• **What is asked**
State only the number of lines that include "соединяют".

[Saved entries]

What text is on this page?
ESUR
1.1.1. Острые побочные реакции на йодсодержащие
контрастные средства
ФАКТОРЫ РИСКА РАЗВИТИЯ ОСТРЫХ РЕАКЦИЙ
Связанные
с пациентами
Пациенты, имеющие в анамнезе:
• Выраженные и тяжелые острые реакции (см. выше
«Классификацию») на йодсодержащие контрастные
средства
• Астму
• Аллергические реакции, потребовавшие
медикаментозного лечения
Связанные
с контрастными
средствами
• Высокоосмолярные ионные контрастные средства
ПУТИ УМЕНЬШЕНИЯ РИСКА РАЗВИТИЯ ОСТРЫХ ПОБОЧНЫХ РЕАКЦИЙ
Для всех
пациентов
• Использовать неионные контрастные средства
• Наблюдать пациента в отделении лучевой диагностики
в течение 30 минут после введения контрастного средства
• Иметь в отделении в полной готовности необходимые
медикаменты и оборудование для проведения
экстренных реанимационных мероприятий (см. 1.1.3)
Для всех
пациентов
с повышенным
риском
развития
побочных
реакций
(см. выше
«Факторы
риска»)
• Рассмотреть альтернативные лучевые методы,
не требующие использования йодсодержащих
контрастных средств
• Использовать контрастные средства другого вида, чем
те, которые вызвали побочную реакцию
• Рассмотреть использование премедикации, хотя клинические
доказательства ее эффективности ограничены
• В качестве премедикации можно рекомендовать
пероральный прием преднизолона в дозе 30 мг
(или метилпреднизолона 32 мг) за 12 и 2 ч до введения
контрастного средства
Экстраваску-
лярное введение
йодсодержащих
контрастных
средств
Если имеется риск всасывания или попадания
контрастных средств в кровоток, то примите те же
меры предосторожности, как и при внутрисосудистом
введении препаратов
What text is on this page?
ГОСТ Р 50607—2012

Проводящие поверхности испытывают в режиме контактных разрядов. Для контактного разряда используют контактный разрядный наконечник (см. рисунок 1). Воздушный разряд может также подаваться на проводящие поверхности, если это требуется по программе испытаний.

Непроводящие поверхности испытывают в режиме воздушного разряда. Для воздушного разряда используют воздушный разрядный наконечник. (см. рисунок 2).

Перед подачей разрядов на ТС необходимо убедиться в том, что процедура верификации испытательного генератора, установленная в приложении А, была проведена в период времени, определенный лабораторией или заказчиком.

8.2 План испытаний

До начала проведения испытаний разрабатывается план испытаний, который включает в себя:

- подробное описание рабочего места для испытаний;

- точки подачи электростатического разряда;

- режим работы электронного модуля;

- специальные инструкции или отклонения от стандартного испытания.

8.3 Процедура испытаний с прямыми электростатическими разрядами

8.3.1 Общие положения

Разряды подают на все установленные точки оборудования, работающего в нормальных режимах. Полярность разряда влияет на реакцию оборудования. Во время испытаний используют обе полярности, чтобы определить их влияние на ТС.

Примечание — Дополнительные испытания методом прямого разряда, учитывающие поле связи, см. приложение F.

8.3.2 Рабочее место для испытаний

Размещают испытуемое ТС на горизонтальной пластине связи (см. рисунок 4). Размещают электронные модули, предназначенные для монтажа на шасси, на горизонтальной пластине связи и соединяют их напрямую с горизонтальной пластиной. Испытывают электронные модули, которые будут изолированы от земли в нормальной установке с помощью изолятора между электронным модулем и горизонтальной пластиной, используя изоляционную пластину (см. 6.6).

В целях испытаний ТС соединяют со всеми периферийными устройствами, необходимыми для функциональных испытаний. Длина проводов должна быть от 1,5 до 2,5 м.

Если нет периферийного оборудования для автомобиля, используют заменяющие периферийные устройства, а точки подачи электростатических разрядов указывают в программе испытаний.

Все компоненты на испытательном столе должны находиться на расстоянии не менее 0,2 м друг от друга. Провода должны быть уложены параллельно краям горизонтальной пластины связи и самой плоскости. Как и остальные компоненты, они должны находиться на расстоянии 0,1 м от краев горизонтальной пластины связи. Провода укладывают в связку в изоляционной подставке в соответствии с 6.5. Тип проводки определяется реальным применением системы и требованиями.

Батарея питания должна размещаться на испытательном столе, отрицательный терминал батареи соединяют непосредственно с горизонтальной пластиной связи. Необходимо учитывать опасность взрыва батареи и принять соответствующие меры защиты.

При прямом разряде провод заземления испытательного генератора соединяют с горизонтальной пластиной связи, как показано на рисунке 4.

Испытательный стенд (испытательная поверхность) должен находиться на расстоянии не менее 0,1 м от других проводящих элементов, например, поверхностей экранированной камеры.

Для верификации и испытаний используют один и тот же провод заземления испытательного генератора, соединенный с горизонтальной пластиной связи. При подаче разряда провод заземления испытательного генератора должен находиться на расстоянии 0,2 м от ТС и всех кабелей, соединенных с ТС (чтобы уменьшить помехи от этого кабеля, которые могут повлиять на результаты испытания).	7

• **Written response**
4